DATA SUPPLIED

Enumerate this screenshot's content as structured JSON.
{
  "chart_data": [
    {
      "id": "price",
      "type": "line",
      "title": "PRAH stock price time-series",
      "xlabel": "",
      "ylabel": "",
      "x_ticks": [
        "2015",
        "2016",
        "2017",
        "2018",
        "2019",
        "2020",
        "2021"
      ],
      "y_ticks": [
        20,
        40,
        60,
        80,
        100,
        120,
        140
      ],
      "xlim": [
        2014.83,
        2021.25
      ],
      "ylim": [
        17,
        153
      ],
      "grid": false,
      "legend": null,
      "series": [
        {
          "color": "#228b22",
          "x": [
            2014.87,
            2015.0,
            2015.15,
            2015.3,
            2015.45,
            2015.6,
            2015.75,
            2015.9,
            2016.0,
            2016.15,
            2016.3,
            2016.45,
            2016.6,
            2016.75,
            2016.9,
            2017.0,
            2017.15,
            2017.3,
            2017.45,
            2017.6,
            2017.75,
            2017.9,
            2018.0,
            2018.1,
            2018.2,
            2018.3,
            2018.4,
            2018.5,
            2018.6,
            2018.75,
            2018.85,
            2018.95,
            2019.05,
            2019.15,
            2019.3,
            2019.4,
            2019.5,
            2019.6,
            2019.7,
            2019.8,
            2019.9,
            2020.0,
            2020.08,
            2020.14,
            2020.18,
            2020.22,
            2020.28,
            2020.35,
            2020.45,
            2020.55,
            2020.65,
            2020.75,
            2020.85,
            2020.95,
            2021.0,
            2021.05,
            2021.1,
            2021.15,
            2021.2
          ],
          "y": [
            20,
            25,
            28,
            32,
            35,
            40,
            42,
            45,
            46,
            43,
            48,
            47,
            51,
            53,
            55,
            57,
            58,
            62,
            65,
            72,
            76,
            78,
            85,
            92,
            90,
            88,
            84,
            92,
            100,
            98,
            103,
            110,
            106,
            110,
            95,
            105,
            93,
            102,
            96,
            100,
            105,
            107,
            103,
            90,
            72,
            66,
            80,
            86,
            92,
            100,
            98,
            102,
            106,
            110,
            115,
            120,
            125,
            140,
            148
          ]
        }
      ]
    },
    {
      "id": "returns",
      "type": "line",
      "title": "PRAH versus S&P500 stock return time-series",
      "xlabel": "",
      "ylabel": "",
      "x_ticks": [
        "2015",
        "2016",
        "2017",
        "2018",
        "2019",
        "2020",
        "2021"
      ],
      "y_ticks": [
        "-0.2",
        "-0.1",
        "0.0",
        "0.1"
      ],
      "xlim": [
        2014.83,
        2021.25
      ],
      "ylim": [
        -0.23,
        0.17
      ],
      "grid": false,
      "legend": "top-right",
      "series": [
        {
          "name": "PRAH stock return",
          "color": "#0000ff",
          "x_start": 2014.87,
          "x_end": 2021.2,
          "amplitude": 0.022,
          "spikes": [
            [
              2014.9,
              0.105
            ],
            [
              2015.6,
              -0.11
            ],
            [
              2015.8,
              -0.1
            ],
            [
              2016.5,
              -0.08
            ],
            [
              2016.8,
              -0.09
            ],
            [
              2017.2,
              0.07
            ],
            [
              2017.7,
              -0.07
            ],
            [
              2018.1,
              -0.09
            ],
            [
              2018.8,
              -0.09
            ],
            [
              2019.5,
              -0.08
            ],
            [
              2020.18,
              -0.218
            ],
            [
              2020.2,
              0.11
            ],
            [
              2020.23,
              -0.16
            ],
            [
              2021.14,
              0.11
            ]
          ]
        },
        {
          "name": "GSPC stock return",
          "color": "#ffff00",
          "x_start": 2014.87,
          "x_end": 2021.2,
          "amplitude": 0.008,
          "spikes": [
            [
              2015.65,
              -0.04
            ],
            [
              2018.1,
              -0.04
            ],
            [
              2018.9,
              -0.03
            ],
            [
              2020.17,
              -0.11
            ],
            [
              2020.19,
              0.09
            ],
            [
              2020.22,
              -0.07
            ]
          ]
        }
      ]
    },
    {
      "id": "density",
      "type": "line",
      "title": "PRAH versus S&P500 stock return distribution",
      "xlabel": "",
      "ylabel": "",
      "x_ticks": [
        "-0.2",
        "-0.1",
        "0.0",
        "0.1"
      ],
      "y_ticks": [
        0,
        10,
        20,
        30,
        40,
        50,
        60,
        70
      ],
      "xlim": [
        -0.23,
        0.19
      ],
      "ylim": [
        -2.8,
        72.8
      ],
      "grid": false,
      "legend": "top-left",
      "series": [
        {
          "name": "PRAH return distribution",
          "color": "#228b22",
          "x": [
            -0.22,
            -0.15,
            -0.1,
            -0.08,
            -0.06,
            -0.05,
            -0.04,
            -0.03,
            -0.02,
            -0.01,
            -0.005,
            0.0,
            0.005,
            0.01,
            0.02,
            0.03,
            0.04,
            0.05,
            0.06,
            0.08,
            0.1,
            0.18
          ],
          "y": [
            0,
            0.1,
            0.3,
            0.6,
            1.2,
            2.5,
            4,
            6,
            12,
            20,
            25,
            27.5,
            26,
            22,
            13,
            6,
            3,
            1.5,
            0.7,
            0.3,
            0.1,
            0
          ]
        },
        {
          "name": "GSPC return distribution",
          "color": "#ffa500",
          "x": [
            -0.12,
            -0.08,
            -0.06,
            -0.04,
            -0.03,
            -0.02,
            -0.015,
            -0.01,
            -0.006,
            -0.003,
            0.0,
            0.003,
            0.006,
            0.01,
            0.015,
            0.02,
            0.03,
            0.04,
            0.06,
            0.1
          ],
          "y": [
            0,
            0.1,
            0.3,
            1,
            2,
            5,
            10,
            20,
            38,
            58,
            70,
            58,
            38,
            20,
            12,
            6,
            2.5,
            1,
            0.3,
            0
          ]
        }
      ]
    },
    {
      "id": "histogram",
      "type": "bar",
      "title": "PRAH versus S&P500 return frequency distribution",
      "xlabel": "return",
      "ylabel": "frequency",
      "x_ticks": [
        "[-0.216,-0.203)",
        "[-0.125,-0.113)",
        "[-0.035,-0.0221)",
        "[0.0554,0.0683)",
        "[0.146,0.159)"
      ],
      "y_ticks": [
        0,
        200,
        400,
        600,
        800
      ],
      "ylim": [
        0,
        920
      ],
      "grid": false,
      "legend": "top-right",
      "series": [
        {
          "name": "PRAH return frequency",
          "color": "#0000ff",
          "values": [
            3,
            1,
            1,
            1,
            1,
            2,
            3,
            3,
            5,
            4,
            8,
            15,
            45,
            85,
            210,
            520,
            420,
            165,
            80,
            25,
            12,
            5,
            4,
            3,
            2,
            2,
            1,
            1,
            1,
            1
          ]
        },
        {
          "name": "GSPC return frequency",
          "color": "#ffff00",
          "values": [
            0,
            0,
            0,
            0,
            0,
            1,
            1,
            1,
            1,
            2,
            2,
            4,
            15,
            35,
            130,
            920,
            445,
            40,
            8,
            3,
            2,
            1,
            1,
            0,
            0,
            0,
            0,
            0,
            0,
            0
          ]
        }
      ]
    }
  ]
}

WHAT THE TASK REQUIRES
Gather every line from the listing above in which "distribution" appears, and copy those lines.

RIGHT ANSWER
      "title": "PRAH versus S&P500 stock return distribution",
          "name": "PRAH return distribution",
          "name": "GSPC return distribution",
      "title": "PRAH versus S&P500 return frequency distribution",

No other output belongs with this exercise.